╭─ GIVEN RECORDS

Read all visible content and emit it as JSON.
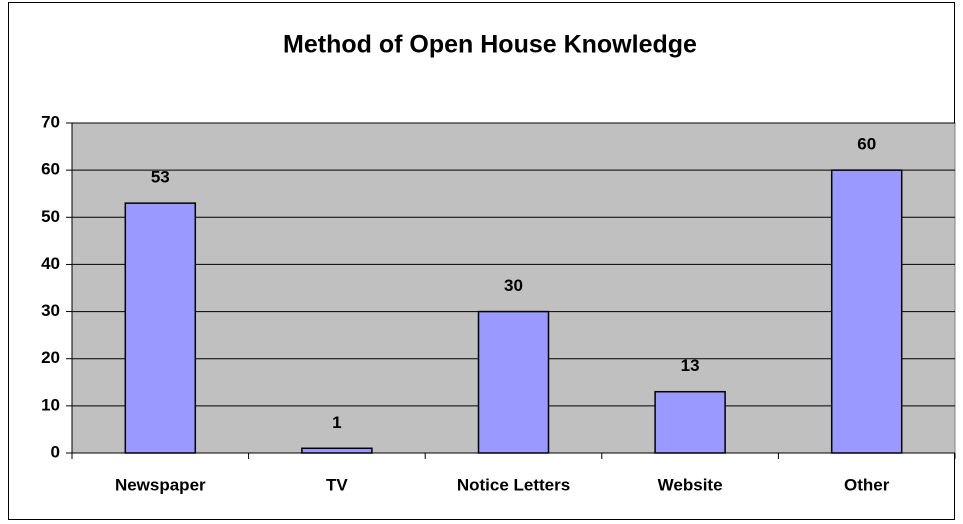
{
  "chart_data": {
    "type": "bar",
    "title": "Method of Open House Knowledge",
    "categories": [
      "Newspaper",
      "TV",
      "Notice Letters",
      "Website",
      "Other"
    ],
    "values": [
      53,
      1,
      30,
      13,
      60
    ],
    "color": "#9999ff",
    "plot_background": "#c0c0c0",
    "ylim": [
      0,
      70
    ],
    "yticks": [
      0,
      10,
      20,
      30,
      40,
      50,
      60,
      70
    ],
    "grid": true
  }
}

╰─

■ **INSTRUCTIONS TO FOLLOW**
Transcribe the listing above verbatim. Omit the pictures.

■ **REPLY TO THE EXERCISE**
Read all visible content and emit it as JSON.
{
  "chart_data": {
    "type": "bar",
    "title": "Method of Open House Knowledge",
    "categories": [
      "Newspaper",
      "TV",
      "Notice Letters",
      "Website",
      "Other"
    ],
    "values": [
      53,
      1,
      30,
      13,
      60
    ],
    "color": "#9999ff",
    "plot_background": "#c0c0c0",
    "ylim": [
      0,
      70
    ],
    "yticks": [
      0,
      10,
      20,
      30,
      40,
      50,
      60,
      70
    ],
    "grid": true
  }
}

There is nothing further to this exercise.